Data records:
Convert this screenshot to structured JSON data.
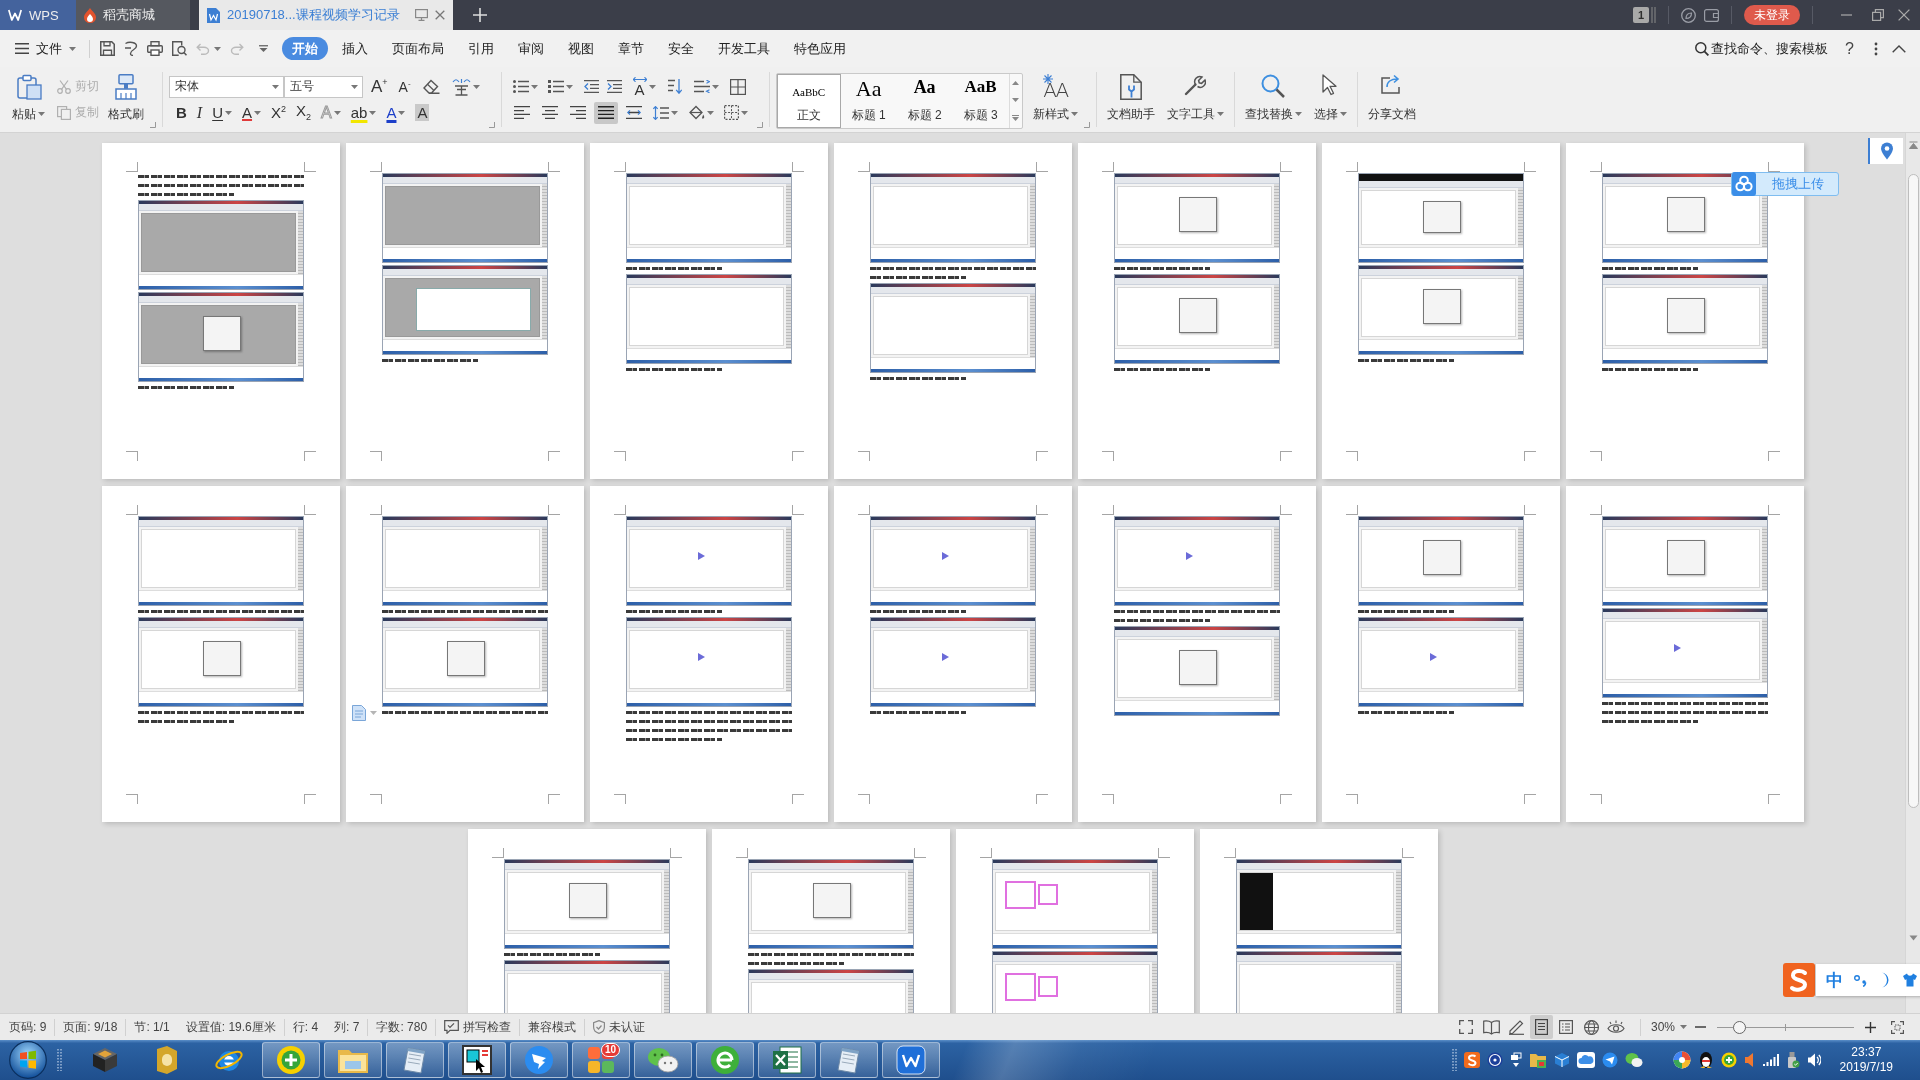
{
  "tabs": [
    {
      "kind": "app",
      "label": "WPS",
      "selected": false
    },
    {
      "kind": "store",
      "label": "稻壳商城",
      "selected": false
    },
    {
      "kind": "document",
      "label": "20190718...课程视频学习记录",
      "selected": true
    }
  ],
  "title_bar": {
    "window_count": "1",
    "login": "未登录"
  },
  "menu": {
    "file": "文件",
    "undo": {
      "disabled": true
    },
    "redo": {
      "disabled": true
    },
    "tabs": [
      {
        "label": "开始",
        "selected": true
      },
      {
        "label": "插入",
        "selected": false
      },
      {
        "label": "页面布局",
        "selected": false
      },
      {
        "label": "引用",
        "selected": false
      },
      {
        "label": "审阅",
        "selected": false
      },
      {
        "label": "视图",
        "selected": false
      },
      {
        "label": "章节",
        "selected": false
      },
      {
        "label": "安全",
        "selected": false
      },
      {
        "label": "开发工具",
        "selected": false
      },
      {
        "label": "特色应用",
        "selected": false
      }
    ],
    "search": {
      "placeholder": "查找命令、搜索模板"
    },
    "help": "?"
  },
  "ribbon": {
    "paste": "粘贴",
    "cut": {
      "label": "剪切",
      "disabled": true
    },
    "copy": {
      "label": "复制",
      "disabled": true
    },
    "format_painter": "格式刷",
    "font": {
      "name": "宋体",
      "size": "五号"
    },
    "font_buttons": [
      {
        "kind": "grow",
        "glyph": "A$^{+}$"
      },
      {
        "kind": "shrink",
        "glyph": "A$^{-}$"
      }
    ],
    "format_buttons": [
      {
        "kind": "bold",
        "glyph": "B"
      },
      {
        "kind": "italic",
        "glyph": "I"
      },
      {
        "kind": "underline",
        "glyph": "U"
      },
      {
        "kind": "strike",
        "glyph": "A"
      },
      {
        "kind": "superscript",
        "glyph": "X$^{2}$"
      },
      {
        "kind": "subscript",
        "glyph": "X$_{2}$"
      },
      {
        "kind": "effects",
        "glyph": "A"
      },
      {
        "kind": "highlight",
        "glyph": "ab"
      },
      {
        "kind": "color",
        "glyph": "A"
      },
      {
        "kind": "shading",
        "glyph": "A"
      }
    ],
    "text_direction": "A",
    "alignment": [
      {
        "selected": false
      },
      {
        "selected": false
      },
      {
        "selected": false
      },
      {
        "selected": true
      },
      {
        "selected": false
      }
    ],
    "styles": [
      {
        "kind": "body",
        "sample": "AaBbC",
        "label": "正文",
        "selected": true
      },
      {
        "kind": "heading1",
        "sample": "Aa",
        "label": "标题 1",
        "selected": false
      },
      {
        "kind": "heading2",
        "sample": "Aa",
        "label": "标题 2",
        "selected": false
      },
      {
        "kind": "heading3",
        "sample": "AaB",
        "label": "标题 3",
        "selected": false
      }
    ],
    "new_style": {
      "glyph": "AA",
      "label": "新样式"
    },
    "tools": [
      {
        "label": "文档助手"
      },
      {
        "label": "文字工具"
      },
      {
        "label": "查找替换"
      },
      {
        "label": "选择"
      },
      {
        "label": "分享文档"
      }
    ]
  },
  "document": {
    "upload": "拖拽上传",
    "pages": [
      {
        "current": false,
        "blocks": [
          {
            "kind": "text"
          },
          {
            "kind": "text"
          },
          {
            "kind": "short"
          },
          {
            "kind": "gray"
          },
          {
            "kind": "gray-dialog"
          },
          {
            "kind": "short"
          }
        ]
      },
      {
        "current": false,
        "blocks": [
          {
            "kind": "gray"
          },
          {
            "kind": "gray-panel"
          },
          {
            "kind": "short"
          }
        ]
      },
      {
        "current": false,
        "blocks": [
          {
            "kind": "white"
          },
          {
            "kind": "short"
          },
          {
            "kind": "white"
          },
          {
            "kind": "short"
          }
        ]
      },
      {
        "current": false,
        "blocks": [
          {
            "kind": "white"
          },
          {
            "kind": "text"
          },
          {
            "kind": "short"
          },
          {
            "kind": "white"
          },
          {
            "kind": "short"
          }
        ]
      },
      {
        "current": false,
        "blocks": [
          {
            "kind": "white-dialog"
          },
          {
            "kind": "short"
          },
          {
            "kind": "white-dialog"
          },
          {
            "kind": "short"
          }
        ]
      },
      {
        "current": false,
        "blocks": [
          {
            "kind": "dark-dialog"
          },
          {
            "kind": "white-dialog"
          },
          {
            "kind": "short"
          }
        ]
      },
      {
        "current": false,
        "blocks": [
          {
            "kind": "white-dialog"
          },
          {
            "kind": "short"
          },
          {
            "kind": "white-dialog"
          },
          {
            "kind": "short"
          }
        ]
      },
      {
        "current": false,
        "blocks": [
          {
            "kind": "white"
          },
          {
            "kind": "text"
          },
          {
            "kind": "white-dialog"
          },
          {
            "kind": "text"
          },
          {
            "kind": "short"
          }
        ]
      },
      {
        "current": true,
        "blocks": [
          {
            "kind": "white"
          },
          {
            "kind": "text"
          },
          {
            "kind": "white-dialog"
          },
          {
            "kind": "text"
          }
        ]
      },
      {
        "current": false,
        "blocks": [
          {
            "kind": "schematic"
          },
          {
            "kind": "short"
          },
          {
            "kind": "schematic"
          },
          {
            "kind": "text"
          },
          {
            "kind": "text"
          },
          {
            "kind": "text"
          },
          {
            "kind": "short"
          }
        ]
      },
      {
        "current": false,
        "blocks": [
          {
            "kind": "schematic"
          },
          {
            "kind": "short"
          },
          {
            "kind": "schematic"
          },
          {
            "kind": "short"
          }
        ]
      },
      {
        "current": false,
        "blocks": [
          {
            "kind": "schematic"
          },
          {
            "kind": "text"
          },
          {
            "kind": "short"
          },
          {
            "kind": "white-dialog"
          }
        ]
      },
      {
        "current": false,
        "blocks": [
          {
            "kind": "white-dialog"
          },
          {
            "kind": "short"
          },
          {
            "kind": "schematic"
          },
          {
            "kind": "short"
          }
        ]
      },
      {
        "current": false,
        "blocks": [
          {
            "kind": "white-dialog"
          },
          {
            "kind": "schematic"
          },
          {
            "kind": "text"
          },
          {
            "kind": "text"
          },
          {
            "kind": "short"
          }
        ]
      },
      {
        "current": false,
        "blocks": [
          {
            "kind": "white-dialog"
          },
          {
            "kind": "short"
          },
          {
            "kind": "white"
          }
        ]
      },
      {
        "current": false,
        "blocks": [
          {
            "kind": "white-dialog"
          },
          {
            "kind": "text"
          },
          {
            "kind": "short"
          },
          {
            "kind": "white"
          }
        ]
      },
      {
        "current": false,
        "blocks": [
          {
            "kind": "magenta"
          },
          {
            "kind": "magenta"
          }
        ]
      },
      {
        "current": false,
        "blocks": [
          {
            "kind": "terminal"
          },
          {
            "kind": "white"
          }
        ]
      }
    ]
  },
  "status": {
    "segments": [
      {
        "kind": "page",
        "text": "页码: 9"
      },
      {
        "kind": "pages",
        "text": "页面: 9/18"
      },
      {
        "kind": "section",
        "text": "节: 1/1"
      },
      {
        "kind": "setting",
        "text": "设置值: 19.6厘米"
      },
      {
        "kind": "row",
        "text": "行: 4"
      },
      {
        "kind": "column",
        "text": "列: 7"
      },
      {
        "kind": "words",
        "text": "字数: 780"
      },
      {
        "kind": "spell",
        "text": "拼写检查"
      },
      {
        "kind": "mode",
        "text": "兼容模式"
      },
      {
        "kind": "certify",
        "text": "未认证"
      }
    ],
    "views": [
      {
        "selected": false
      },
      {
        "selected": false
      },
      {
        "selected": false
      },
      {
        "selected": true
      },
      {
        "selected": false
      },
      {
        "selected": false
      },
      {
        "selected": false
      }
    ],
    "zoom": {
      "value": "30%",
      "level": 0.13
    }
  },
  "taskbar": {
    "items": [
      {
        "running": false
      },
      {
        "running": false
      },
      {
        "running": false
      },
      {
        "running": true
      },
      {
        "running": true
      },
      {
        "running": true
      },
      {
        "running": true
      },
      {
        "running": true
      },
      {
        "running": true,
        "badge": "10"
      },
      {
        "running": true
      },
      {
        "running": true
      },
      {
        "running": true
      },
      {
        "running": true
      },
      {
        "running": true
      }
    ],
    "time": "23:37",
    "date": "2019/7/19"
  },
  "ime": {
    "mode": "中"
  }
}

The request: Show all lines from the data above in which the word "gray" appears.

Correct output:
            "kind": "gray"
            "kind": "gray-dialog"
            "kind": "gray"
            "kind": "gray-panel"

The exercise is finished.